TO DO |
Below are records to repeat exactly. Omit the pictures from the copy.

%%

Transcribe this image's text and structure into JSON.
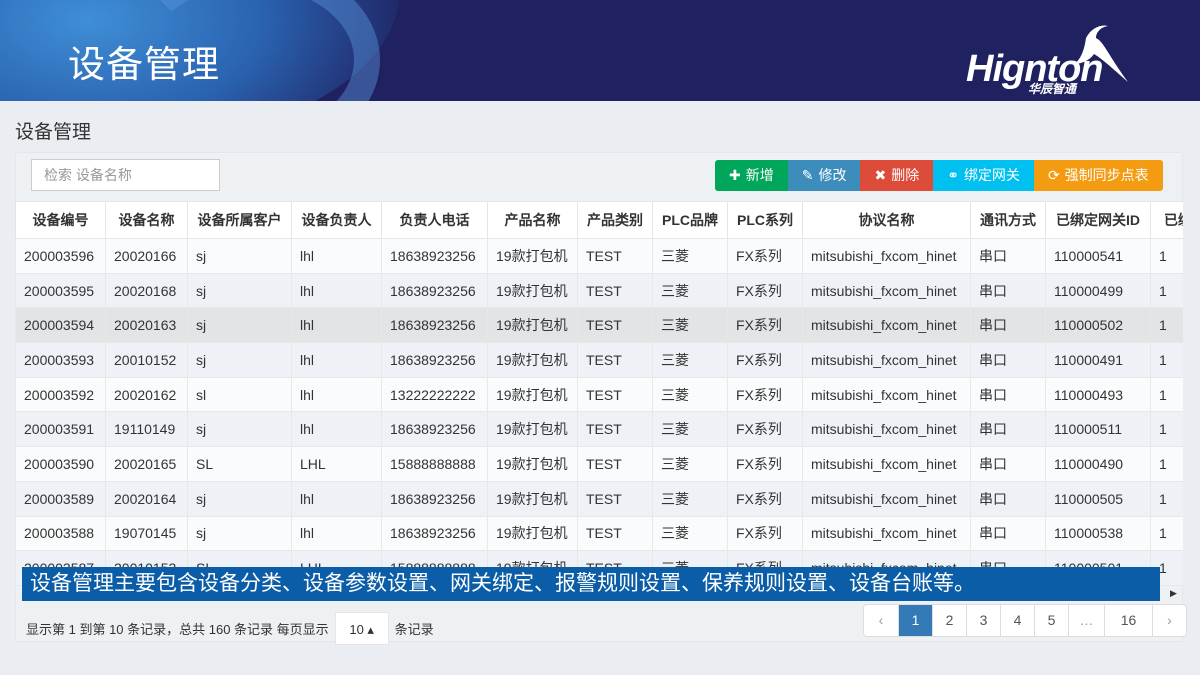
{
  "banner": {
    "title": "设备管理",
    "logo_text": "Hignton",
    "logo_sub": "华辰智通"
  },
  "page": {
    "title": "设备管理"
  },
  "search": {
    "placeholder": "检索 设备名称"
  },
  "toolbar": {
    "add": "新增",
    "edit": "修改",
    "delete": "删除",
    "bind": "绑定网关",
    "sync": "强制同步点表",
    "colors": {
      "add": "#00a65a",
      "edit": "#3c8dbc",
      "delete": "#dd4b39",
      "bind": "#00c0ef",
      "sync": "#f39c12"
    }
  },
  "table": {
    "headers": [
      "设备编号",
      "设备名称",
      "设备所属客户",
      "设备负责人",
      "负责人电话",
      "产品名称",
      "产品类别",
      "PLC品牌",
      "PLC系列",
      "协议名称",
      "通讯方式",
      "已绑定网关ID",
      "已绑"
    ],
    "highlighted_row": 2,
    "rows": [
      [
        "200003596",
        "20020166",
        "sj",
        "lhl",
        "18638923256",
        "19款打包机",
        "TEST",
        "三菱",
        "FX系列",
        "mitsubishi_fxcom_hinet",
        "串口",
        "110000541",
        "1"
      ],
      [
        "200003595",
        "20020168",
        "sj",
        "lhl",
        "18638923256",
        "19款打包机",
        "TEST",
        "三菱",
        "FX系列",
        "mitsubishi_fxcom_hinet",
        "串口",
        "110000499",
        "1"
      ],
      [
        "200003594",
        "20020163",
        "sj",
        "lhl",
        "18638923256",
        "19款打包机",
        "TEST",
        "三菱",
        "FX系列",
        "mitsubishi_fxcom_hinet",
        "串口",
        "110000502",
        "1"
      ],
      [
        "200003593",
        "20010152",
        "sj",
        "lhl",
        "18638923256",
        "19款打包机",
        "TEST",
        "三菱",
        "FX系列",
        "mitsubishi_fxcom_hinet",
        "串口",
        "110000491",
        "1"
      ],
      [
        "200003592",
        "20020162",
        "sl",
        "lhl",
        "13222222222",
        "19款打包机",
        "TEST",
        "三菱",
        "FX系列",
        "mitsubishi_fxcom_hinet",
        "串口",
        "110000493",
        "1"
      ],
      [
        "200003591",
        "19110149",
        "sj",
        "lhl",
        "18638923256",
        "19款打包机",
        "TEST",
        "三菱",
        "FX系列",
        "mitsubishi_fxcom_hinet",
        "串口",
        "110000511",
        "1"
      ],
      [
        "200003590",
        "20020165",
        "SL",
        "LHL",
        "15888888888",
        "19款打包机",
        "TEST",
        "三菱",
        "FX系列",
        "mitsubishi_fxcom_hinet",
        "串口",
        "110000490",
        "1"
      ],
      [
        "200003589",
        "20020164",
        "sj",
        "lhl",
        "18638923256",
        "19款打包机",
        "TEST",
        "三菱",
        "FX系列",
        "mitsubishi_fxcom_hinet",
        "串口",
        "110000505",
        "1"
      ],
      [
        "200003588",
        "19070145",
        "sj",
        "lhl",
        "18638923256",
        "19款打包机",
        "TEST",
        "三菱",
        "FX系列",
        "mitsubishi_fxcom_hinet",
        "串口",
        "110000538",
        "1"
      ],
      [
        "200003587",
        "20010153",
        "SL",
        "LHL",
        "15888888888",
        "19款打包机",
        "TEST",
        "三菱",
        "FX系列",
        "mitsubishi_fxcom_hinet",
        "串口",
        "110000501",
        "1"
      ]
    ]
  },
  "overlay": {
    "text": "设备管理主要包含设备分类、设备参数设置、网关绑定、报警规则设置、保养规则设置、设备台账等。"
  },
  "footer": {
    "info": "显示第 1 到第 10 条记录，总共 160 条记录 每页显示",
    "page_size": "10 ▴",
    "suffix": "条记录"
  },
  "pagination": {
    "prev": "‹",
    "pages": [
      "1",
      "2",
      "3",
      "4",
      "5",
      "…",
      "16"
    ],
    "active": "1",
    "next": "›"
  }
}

%%

RESPONSE TO THIS TASK |
Transcribe this image's text and structure into JSON.
{
  "banner": {
    "title": "设备管理",
    "logo_text": "Hignton",
    "logo_sub": "华辰智通"
  },
  "page": {
    "title": "设备管理"
  },
  "search": {
    "placeholder": "检索 设备名称"
  },
  "toolbar": {
    "add": "新增",
    "edit": "修改",
    "delete": "删除",
    "bind": "绑定网关",
    "sync": "强制同步点表",
    "colors": {
      "add": "#00a65a",
      "edit": "#3c8dbc",
      "delete": "#dd4b39",
      "bind": "#00c0ef",
      "sync": "#f39c12"
    }
  },
  "table": {
    "headers": [
      "设备编号",
      "设备名称",
      "设备所属客户",
      "设备负责人",
      "负责人电话",
      "产品名称",
      "产品类别",
      "PLC品牌",
      "PLC系列",
      "协议名称",
      "通讯方式",
      "已绑定网关ID",
      "已绑"
    ],
    "highlighted_row": 2,
    "rows": [
      [
        "200003596",
        "20020166",
        "sj",
        "lhl",
        "18638923256",
        "19款打包机",
        "TEST",
        "三菱",
        "FX系列",
        "mitsubishi_fxcom_hinet",
        "串口",
        "110000541",
        "1"
      ],
      [
        "200003595",
        "20020168",
        "sj",
        "lhl",
        "18638923256",
        "19款打包机",
        "TEST",
        "三菱",
        "FX系列",
        "mitsubishi_fxcom_hinet",
        "串口",
        "110000499",
        "1"
      ],
      [
        "200003594",
        "20020163",
        "sj",
        "lhl",
        "18638923256",
        "19款打包机",
        "TEST",
        "三菱",
        "FX系列",
        "mitsubishi_fxcom_hinet",
        "串口",
        "110000502",
        "1"
      ],
      [
        "200003593",
        "20010152",
        "sj",
        "lhl",
        "18638923256",
        "19款打包机",
        "TEST",
        "三菱",
        "FX系列",
        "mitsubishi_fxcom_hinet",
        "串口",
        "110000491",
        "1"
      ],
      [
        "200003592",
        "20020162",
        "sl",
        "lhl",
        "13222222222",
        "19款打包机",
        "TEST",
        "三菱",
        "FX系列",
        "mitsubishi_fxcom_hinet",
        "串口",
        "110000493",
        "1"
      ],
      [
        "200003591",
        "19110149",
        "sj",
        "lhl",
        "18638923256",
        "19款打包机",
        "TEST",
        "三菱",
        "FX系列",
        "mitsubishi_fxcom_hinet",
        "串口",
        "110000511",
        "1"
      ],
      [
        "200003590",
        "20020165",
        "SL",
        "LHL",
        "15888888888",
        "19款打包机",
        "TEST",
        "三菱",
        "FX系列",
        "mitsubishi_fxcom_hinet",
        "串口",
        "110000490",
        "1"
      ],
      [
        "200003589",
        "20020164",
        "sj",
        "lhl",
        "18638923256",
        "19款打包机",
        "TEST",
        "三菱",
        "FX系列",
        "mitsubishi_fxcom_hinet",
        "串口",
        "110000505",
        "1"
      ],
      [
        "200003588",
        "19070145",
        "sj",
        "lhl",
        "18638923256",
        "19款打包机",
        "TEST",
        "三菱",
        "FX系列",
        "mitsubishi_fxcom_hinet",
        "串口",
        "110000538",
        "1"
      ],
      [
        "200003587",
        "20010153",
        "SL",
        "LHL",
        "15888888888",
        "19款打包机",
        "TEST",
        "三菱",
        "FX系列",
        "mitsubishi_fxcom_hinet",
        "串口",
        "110000501",
        "1"
      ]
    ]
  },
  "overlay": {
    "text": "设备管理主要包含设备分类、设备参数设置、网关绑定、报警规则设置、保养规则设置、设备台账等。"
  },
  "footer": {
    "info": "显示第 1 到第 10 条记录，总共 160 条记录 每页显示",
    "page_size": "10 ▴",
    "suffix": "条记录"
  },
  "pagination": {
    "prev": "‹",
    "pages": [
      "1",
      "2",
      "3",
      "4",
      "5",
      "…",
      "16"
    ],
    "active": "1",
    "next": "›"
  }
}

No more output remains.